-- start Record list --

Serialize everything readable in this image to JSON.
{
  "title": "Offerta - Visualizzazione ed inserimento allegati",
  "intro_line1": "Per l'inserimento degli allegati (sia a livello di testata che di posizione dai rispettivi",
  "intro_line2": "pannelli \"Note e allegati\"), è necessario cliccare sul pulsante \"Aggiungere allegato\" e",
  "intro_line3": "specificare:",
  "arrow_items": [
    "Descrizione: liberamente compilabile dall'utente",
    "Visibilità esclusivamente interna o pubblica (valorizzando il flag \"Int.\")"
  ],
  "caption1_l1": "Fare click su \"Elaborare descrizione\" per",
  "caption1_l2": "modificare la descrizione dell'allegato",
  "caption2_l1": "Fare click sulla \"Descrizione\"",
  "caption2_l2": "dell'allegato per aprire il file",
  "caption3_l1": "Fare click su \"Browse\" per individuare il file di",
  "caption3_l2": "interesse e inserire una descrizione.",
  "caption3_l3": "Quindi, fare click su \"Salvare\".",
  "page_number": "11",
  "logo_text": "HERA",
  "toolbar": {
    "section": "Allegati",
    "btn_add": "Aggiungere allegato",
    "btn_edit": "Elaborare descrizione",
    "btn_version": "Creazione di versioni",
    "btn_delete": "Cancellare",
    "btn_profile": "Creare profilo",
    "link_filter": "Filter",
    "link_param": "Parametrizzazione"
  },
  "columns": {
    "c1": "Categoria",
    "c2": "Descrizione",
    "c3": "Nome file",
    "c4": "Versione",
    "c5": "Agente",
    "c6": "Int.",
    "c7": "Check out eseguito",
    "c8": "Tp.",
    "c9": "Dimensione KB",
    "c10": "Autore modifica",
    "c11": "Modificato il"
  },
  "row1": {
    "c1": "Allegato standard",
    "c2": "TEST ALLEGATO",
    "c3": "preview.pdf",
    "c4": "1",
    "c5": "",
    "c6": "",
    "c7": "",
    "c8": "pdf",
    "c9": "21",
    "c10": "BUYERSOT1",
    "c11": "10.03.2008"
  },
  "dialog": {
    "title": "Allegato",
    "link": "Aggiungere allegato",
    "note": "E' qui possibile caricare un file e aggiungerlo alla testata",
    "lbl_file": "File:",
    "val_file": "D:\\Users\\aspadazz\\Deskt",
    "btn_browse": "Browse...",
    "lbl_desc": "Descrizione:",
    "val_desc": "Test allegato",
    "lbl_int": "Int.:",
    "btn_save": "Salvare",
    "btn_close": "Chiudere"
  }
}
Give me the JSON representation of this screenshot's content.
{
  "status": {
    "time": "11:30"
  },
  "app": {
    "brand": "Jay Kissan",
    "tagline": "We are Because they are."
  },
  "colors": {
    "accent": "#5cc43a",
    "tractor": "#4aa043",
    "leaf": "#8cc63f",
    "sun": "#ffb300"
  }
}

-- end Record list --

→ Goal of the exercise
Set down the material above again, word for word.

→ Right answer
Serialize everything readable in this image to JSON.
{
  "title": "Offerta - Visualizzazione ed inserimento allegati",
  "intro_line1": "Per l'inserimento degli allegati (sia a livello di testata che di posizione dai rispettivi",
  "intro_line2": "pannelli \"Note e allegati\"), è necessario cliccare sul pulsante \"Aggiungere allegato\" e",
  "intro_line3": "specificare:",
  "arrow_items": [
    "Descrizione: liberamente compilabile dall'utente",
    "Visibilità esclusivamente interna o pubblica (valorizzando il flag \"Int.\")"
  ],
  "caption1_l1": "Fare click su \"Elaborare descrizione\" per",
  "caption1_l2": "modificare la descrizione dell'allegato",
  "caption2_l1": "Fare click sulla \"Descrizione\"",
  "caption2_l2": "dell'allegato per aprire il file",
  "caption3_l1": "Fare click su \"Browse\" per individuare il file di",
  "caption3_l2": "interesse e inserire una descrizione.",
  "caption3_l3": "Quindi, fare click su \"Salvare\".",
  "page_number": "11",
  "logo_text": "HERA",
  "toolbar": {
    "section": "Allegati",
    "btn_add": "Aggiungere allegato",
    "btn_edit": "Elaborare descrizione",
    "btn_version": "Creazione di versioni",
    "btn_delete": "Cancellare",
    "btn_profile": "Creare profilo",
    "link_filter": "Filter",
    "link_param": "Parametrizzazione"
  },
  "columns": {
    "c1": "Categoria",
    "c2": "Descrizione",
    "c3": "Nome file",
    "c4": "Versione",
    "c5": "Agente",
    "c6": "Int.",
    "c7": "Check out eseguito",
    "c8": "Tp.",
    "c9": "Dimensione KB",
    "c10": "Autore modifica",
    "c11": "Modificato il"
  },
  "row1": {
    "c1": "Allegato standard",
    "c2": "TEST ALLEGATO",
    "c3": "preview.pdf",
    "c4": "1",
    "c5": "",
    "c6": "",
    "c7": "",
    "c8": "pdf",
    "c9": "21",
    "c10": "BUYERSOT1",
    "c11": "10.03.2008"
  },
  "dialog": {
    "title": "Allegato",
    "link": "Aggiungere allegato",
    "note": "E' qui possibile caricare un file e aggiungerlo alla testata",
    "lbl_file": "File:",
    "val_file": "D:\\Users\\aspadazz\\Deskt",
    "btn_browse": "Browse...",
    "lbl_desc": "Descrizione:",
    "val_desc": "Test allegato",
    "lbl_int": "Int.:",
    "btn_save": "Salvare",
    "btn_close": "Chiudere"
  }
}
Give me the JSON representation of this screenshot's content.
{
  "status": {
    "time": "11:30"
  },
  "app": {
    "brand": "Jay Kissan",
    "tagline": "We are Because they are."
  },
  "colors": {
    "accent": "#5cc43a",
    "tractor": "#4aa043",
    "leaf": "#8cc63f",
    "sun": "#ffb300"
  }
}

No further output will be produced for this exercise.